For the copy, please give all of the data again exactly and leave the pictures out.

▬▬▬▬▬▬

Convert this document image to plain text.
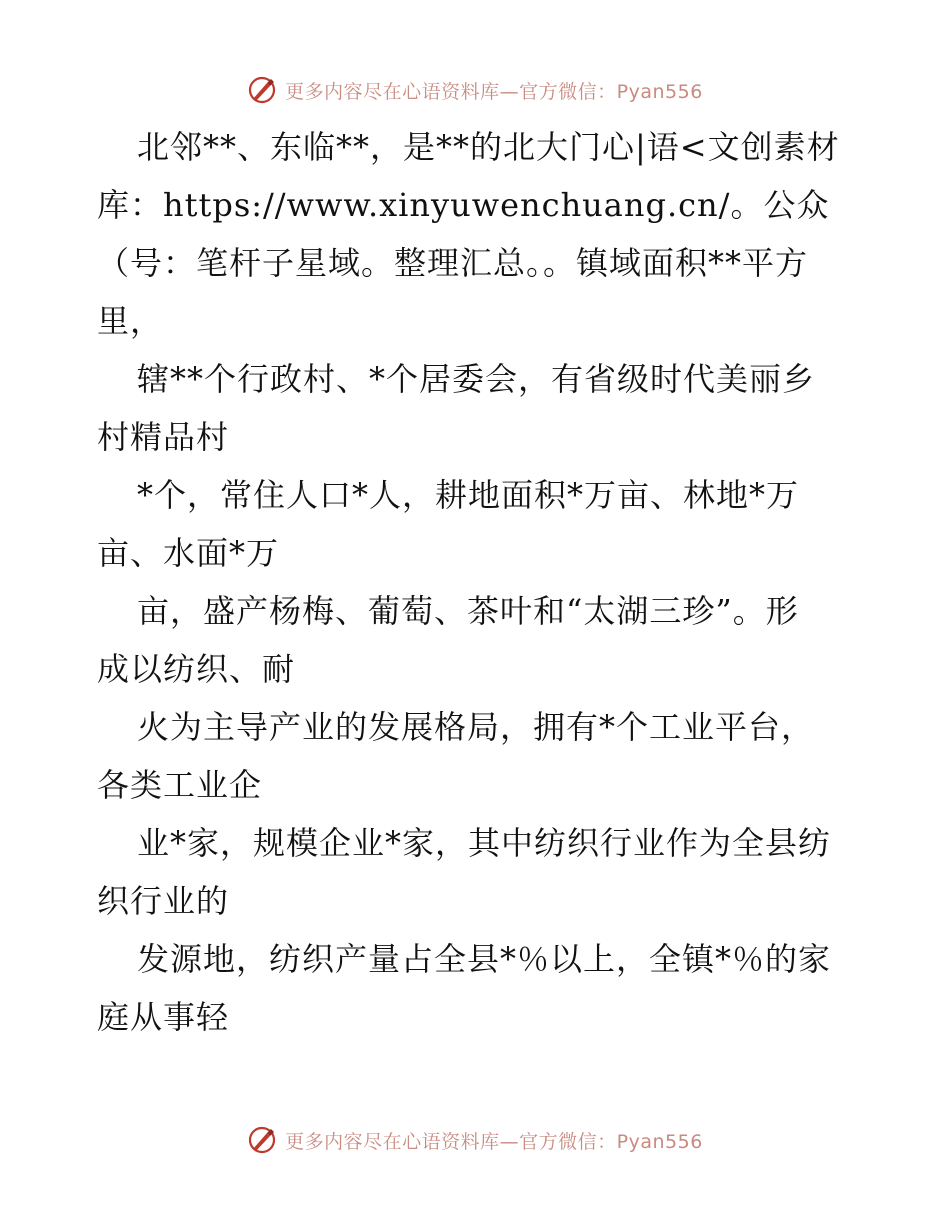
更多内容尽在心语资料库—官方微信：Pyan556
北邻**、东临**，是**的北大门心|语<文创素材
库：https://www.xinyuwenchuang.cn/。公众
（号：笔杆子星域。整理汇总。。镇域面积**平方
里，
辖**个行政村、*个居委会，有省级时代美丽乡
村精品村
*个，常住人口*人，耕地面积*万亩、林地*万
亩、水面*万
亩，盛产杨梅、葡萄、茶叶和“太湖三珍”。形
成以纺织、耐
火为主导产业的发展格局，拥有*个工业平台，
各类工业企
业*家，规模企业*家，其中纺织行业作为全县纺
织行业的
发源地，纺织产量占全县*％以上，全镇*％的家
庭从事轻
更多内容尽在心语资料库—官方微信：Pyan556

▬▬▬▬▬▬

__Exercise solution__.
Convert this document image to plain text.
更多内容尽在心语资料库—官方微信：Pyan556
北邻**、东临**，是**的北大门心|语<文创素材
库：https://www.xinyuwenchuang.cn/。公众
（号：笔杆子星域。整理汇总。。镇域面积**平方
里，
辖**个行政村、*个居委会，有省级时代美丽乡
村精品村
*个，常住人口*人，耕地面积*万亩、林地*万
亩、水面*万
亩，盛产杨梅、葡萄、茶叶和“太湖三珍”。形
成以纺织、耐
火为主导产业的发展格局，拥有*个工业平台，
各类工业企
业*家，规模企业*家，其中纺织行业作为全县纺
织行业的
发源地，纺织产量占全县*％以上，全镇*％的家
庭从事轻
更多内容尽在心语资料库—官方微信：Pyan556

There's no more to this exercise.